Data excerpts |
....

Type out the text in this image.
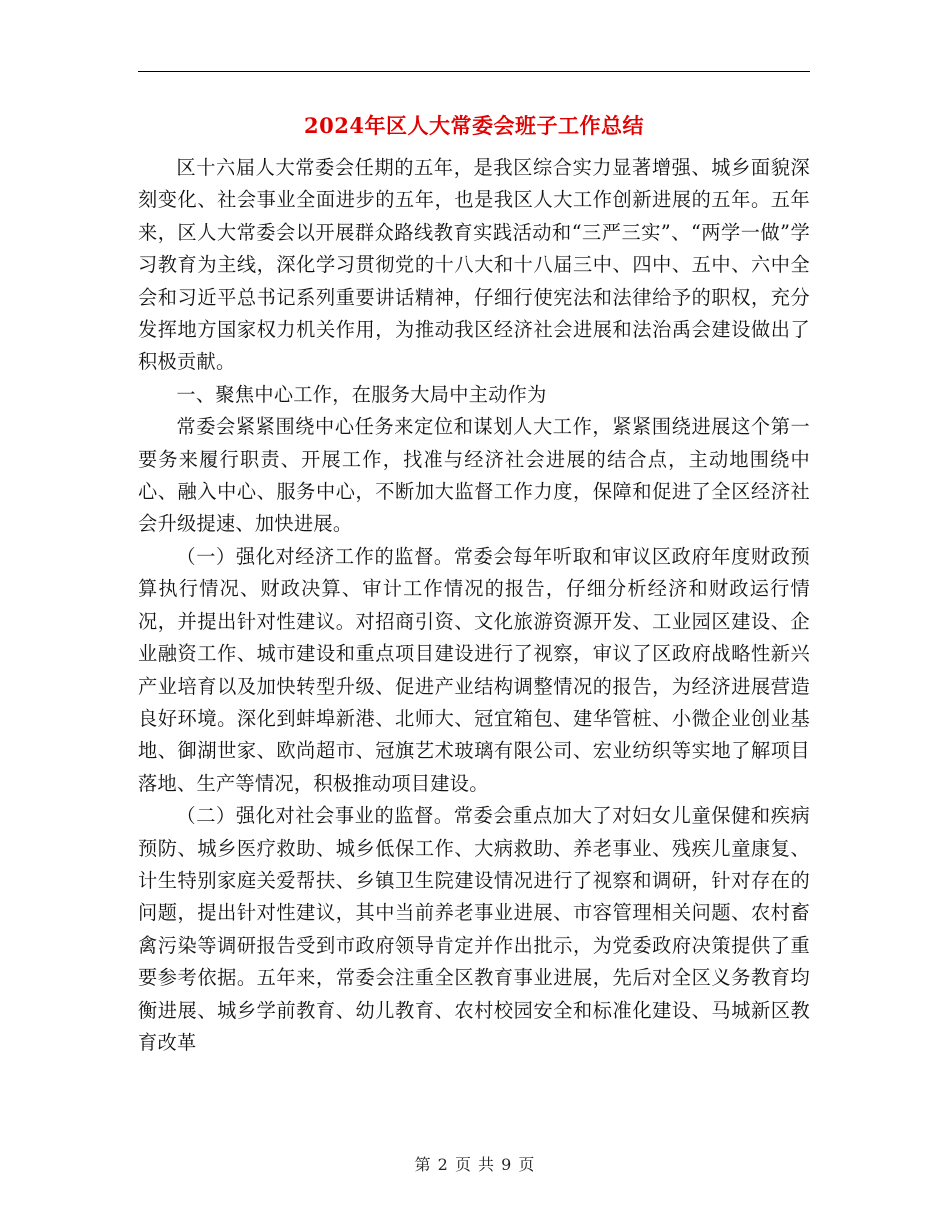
2024年区人大常委会班子工作总结

区十六届人大常委会任期的五年，是我区综合实力显著增强、城乡面貌深刻变化、社会事业全面进步的五年，也是我区人大工作创新进展的五年。五年来，区人大常委会以开展群众路线教育实践活动和“三严三实”、“两学一做”学习教育为主线，深化学习贯彻党的十八大和十八届三中、四中、五中、六中全会和习近平总书记系列重要讲话精神，仔细行使宪法和法律给予的职权，充分发挥地方国家权力机关作用，为推动我区经济社会进展和法治禹会建设做出了积极贡献。

一、聚焦中心工作，在服务大局中主动作为

常委会紧紧围绕中心任务来定位和谋划人大工作，紧紧围绕进展这个第一要务来履行职责、开展工作，找准与经济社会进展的结合点，主动地围绕中心、融入中心、服务中心，不断加大监督工作力度，保障和促进了全区经济社会升级提速、加快进展。

（一）强化对经济工作的监督。常委会每年听取和审议区政府年度财政预算执行情况、财政决算、审计工作情况的报告，仔细分析经济和财政运行情况，并提出针对性建议。对招商引资、文化旅游资源开发、工业园区建设、企业融资工作、城市建设和重点项目建设进行了视察，审议了区政府战略性新兴产业培育以及加快转型升级、促进产业结构调整情况的报告，为经济进展营造良好环境。深化到蚌埠新港、北师大、冠宜箱包、建华管桩、小微企业创业基地、御湖世家、欧尚超市、冠旗艺术玻璃有限公司、宏业纺织等实地了解项目落地、生产等情况，积极推动项目建设。

（二）强化对社会事业的监督。常委会重点加大了对妇女儿童保健和疾病预防、城乡医疗救助、城乡低保工作、大病救助、养老事业、残疾儿童康复、计生特别家庭关爱帮扶、乡镇卫生院建设情况进行了视察和调研，针对存在的问题，提出针对性建议，其中当前养老事业进展、市容管理相关问题、农村畜禽污染等调研报告受到市政府领导肯定并作出批示，为党委政府决策提供了重要参考依据。五年来，常委会注重全区教育事业进展，先后对全区义务教育均衡进展、城乡学前教育、幼儿教育、农村校园安全和标准化建设、马城新区教育改革

第 2 页 共 9 页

....

Exclude the pictures and transcribe all of the entries exactly.

Reply to the task |
Type out the text in this image.
2024年区人大常委会班子工作总结

区十六届人大常委会任期的五年，是我区综合实力显著增强、城乡面貌深刻变化、社会事业全面进步的五年，也是我区人大工作创新进展的五年。五年来，区人大常委会以开展群众路线教育实践活动和“三严三实”、“两学一做”学习教育为主线，深化学习贯彻党的十八大和十八届三中、四中、五中、六中全会和习近平总书记系列重要讲话精神，仔细行使宪法和法律给予的职权，充分发挥地方国家权力机关作用，为推动我区经济社会进展和法治禹会建设做出了积极贡献。

一、聚焦中心工作，在服务大局中主动作为

常委会紧紧围绕中心任务来定位和谋划人大工作，紧紧围绕进展这个第一要务来履行职责、开展工作，找准与经济社会进展的结合点，主动地围绕中心、融入中心、服务中心，不断加大监督工作力度，保障和促进了全区经济社会升级提速、加快进展。

（一）强化对经济工作的监督。常委会每年听取和审议区政府年度财政预算执行情况、财政决算、审计工作情况的报告，仔细分析经济和财政运行情况，并提出针对性建议。对招商引资、文化旅游资源开发、工业园区建设、企业融资工作、城市建设和重点项目建设进行了视察，审议了区政府战略性新兴产业培育以及加快转型升级、促进产业结构调整情况的报告，为经济进展营造良好环境。深化到蚌埠新港、北师大、冠宜箱包、建华管桩、小微企业创业基地、御湖世家、欧尚超市、冠旗艺术玻璃有限公司、宏业纺织等实地了解项目落地、生产等情况，积极推动项目建设。

（二）强化对社会事业的监督。常委会重点加大了对妇女儿童保健和疾病预防、城乡医疗救助、城乡低保工作、大病救助、养老事业、残疾儿童康复、计生特别家庭关爱帮扶、乡镇卫生院建设情况进行了视察和调研，针对存在的问题，提出针对性建议，其中当前养老事业进展、市容管理相关问题、农村畜禽污染等调研报告受到市政府领导肯定并作出批示，为党委政府决策提供了重要参考依据。五年来，常委会注重全区教育事业进展，先后对全区义务教育均衡进展、城乡学前教育、幼儿教育、农村校园安全和标准化建设、马城新区教育改革

第 2 页 共 9 页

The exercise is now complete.